(Stored entries)

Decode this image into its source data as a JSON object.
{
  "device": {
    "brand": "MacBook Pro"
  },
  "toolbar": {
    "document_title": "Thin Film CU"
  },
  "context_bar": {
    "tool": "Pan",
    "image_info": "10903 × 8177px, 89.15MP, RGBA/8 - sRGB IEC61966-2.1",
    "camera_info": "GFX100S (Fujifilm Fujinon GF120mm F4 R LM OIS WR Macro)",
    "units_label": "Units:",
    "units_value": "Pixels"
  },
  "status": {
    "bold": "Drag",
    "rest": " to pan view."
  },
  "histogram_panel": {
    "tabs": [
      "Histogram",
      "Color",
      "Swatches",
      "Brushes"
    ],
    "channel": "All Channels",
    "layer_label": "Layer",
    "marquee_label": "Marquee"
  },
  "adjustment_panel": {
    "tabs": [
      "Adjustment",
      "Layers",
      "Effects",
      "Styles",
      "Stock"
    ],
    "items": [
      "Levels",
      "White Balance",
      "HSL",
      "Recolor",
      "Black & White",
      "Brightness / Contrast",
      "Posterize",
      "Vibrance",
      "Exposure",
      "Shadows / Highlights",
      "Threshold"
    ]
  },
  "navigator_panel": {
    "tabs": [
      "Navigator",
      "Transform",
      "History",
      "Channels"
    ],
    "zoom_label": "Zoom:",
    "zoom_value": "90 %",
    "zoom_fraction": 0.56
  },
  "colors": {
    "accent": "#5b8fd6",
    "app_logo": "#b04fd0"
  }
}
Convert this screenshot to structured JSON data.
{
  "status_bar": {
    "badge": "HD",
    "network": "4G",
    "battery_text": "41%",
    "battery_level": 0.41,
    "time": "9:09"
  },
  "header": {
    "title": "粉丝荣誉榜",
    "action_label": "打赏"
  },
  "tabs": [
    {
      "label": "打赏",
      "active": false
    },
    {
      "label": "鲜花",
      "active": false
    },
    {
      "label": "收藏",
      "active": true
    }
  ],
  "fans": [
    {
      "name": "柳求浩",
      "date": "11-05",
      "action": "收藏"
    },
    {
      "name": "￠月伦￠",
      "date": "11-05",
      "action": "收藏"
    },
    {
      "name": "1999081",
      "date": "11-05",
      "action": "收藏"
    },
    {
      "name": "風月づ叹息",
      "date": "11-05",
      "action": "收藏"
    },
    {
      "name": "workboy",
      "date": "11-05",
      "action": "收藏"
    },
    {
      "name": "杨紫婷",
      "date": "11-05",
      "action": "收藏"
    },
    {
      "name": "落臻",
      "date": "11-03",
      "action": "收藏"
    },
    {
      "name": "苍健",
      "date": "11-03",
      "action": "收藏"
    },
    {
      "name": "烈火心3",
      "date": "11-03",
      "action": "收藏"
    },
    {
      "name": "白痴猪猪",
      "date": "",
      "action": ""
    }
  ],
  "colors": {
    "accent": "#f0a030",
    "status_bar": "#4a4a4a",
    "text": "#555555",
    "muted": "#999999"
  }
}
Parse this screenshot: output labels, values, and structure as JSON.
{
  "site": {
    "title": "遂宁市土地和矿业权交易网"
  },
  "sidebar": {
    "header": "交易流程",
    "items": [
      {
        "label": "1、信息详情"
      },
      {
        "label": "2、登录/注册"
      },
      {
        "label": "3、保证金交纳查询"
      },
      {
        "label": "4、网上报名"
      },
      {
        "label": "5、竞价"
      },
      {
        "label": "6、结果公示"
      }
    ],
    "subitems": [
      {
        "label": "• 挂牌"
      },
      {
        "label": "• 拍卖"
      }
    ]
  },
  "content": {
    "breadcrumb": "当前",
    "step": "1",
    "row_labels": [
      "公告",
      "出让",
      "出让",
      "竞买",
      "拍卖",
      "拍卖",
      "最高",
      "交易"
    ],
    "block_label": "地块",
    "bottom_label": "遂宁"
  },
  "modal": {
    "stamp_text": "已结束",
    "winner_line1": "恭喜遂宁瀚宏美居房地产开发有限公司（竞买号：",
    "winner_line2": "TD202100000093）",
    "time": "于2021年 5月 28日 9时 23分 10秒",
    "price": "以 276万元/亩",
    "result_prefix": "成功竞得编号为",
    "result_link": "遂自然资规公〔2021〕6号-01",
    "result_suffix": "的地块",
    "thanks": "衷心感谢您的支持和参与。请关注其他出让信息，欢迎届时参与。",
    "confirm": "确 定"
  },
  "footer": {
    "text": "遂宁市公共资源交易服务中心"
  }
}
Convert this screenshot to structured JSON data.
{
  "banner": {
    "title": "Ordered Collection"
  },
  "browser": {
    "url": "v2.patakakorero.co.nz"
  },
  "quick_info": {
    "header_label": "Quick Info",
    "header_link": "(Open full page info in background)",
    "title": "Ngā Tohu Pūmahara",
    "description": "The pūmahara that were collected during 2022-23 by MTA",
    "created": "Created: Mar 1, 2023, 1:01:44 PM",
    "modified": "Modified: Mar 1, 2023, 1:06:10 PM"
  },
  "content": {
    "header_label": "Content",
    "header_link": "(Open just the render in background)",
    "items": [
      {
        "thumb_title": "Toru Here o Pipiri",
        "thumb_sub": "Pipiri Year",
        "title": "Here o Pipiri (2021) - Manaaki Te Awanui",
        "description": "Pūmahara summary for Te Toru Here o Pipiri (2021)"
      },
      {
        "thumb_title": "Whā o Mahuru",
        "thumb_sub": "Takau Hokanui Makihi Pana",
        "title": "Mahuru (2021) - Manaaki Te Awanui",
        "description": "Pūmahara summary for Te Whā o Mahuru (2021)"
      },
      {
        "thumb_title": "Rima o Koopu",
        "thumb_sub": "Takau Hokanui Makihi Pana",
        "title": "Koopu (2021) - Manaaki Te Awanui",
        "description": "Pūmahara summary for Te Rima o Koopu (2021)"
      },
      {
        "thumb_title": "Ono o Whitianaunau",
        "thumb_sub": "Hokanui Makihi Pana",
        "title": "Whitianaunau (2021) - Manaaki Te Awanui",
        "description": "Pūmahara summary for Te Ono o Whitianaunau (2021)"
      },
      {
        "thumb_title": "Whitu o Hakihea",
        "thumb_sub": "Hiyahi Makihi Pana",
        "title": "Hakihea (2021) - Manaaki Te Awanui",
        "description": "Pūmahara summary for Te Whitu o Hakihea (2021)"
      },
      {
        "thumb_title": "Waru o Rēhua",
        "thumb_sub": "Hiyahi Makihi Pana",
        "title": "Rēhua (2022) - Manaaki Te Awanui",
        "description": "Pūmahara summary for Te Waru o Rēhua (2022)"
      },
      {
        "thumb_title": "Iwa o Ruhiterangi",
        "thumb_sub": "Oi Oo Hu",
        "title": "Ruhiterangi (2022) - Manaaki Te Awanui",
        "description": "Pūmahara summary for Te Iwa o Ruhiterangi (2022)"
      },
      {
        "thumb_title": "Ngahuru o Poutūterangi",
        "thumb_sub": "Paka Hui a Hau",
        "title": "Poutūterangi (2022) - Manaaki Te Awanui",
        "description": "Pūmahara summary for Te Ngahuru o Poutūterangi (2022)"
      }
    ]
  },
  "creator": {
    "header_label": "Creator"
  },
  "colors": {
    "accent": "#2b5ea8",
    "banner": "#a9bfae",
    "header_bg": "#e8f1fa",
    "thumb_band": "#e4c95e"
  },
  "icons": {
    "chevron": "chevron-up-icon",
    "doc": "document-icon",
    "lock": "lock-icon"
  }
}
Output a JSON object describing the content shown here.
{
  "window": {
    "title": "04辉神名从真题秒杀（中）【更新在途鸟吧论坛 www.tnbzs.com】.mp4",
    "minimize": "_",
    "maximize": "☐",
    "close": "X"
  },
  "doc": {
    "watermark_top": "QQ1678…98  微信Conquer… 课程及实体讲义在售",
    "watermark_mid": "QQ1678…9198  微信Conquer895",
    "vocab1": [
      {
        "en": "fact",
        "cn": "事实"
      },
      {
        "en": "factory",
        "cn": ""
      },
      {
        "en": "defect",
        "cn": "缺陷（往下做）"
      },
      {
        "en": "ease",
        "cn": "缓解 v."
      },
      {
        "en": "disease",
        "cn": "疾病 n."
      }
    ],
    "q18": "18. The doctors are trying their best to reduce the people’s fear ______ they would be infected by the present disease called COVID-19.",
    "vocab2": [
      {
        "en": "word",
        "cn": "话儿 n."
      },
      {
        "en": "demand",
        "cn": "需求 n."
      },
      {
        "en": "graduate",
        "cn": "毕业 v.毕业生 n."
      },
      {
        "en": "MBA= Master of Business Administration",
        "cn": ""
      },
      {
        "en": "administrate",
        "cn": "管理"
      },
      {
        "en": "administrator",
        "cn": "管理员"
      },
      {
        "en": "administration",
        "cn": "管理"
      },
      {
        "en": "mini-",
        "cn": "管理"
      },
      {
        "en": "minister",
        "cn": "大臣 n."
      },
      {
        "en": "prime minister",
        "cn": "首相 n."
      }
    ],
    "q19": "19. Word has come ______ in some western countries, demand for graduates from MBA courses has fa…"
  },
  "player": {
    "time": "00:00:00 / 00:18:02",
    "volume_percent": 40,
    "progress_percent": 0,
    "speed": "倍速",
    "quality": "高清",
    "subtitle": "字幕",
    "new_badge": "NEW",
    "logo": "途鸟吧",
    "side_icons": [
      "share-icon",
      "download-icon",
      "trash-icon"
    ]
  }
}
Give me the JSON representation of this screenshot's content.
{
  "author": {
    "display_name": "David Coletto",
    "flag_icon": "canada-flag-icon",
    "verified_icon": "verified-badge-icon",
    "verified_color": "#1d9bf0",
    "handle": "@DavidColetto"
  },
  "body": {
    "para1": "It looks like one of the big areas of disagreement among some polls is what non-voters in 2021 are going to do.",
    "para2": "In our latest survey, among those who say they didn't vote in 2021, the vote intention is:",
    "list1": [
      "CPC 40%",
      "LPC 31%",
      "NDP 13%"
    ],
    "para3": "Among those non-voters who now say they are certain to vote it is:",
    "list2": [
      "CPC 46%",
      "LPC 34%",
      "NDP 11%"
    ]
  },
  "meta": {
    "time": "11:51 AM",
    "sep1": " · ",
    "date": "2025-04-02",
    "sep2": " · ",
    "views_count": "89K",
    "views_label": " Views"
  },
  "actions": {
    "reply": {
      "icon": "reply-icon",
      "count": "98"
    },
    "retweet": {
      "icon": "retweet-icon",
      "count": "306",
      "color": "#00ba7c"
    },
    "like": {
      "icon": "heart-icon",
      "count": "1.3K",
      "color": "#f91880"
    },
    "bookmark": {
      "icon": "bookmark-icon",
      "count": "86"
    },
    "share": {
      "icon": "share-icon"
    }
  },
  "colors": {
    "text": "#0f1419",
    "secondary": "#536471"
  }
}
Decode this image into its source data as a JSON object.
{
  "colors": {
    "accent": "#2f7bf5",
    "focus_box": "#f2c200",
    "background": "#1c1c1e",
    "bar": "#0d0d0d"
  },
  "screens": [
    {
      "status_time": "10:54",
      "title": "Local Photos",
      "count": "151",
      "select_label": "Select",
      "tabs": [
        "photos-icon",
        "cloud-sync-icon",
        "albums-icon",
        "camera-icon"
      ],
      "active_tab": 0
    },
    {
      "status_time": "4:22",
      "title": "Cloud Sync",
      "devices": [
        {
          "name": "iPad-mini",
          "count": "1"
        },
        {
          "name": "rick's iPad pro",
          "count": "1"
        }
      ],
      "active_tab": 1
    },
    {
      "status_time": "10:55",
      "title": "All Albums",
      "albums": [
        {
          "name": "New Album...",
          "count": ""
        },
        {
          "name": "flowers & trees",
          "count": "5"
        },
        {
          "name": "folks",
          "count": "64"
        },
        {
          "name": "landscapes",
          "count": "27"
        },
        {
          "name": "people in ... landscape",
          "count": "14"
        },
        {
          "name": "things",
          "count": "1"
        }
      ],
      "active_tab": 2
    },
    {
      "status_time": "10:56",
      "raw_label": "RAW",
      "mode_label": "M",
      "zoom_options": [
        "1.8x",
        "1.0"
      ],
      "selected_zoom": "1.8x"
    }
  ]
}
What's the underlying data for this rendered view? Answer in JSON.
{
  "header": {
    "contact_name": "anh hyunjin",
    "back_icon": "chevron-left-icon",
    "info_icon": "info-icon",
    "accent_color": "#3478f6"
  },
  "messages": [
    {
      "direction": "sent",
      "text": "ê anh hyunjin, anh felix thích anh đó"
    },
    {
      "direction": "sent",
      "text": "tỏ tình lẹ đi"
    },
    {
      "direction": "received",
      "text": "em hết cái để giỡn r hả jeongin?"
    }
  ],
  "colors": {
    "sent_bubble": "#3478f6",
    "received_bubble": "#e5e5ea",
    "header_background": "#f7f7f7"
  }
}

* **Set task**
Filter the records, keeping only lines that contain "they", and show those lines.

* **Solution to this task**
    "q18": "18. The doctors are trying their best to reduce the people’s fear ______ they would be infected by the present disease called COVID-19.",
    "para2": "In our latest survey, among those who say they didn't vote in 2021, the vote intention is:",
    "para3": "Among those non-voters who now say they are certain to vote it is:",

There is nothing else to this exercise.